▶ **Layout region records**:
########
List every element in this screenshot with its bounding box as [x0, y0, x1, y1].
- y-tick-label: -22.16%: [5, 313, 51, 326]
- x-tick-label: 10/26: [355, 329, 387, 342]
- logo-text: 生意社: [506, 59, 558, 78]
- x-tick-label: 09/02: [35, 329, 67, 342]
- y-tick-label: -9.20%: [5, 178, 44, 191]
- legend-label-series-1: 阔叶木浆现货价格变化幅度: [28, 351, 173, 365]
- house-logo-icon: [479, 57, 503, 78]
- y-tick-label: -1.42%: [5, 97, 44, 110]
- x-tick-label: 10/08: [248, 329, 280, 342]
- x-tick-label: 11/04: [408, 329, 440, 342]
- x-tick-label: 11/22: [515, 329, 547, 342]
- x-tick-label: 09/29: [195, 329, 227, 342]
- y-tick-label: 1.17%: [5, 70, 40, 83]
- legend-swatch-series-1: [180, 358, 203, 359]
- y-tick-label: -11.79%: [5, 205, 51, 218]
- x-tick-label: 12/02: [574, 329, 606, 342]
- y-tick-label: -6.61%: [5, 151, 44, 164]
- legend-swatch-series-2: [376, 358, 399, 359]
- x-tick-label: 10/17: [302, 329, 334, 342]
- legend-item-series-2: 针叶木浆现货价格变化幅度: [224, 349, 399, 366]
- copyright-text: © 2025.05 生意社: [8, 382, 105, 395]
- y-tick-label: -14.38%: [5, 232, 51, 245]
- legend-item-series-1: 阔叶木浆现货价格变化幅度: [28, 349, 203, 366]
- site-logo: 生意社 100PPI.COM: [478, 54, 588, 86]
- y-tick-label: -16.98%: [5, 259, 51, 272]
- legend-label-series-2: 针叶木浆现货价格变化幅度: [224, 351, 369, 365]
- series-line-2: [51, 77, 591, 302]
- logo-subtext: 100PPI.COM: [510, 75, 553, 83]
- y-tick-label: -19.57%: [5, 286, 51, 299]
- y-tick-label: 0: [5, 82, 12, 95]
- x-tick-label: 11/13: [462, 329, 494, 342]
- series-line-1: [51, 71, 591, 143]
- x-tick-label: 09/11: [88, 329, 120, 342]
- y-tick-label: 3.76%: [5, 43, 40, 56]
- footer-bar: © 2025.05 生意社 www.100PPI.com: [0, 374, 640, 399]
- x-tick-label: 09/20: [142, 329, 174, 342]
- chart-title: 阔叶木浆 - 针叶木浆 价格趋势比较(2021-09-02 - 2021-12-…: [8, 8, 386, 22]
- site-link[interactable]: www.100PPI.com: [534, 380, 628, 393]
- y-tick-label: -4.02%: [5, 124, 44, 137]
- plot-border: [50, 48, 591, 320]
########
Copy the lines of the records from the first one through the line containing "- y-tick-label: -6.61%: [5, 151, 44, 164]", keeping every character the same.

List every element in this screenshot with its bounding box as [x0, y0, x1, y1].
- y-tick-label: -22.16%: [5, 313, 51, 326]
- x-tick-label: 10/26: [355, 329, 387, 342]
- logo-text: 生意社: [506, 59, 558, 78]
- x-tick-label: 09/02: [35, 329, 67, 342]
- y-tick-label: -9.20%: [5, 178, 44, 191]
- legend-label-series-1: 阔叶木浆现货价格变化幅度: [28, 351, 173, 365]
- house-logo-icon: [479, 57, 503, 78]
- y-tick-label: -1.42%: [5, 97, 44, 110]
- x-tick-label: 10/08: [248, 329, 280, 342]
- x-tick-label: 11/04: [408, 329, 440, 342]
- x-tick-label: 11/22: [515, 329, 547, 342]
- x-tick-label: 09/29: [195, 329, 227, 342]
- y-tick-label: 1.17%: [5, 70, 40, 83]
- legend-swatch-series-1: [180, 358, 203, 359]
- y-tick-label: -11.79%: [5, 205, 51, 218]
- x-tick-label: 12/02: [574, 329, 606, 342]
- y-tick-label: -6.61%: [5, 151, 44, 164]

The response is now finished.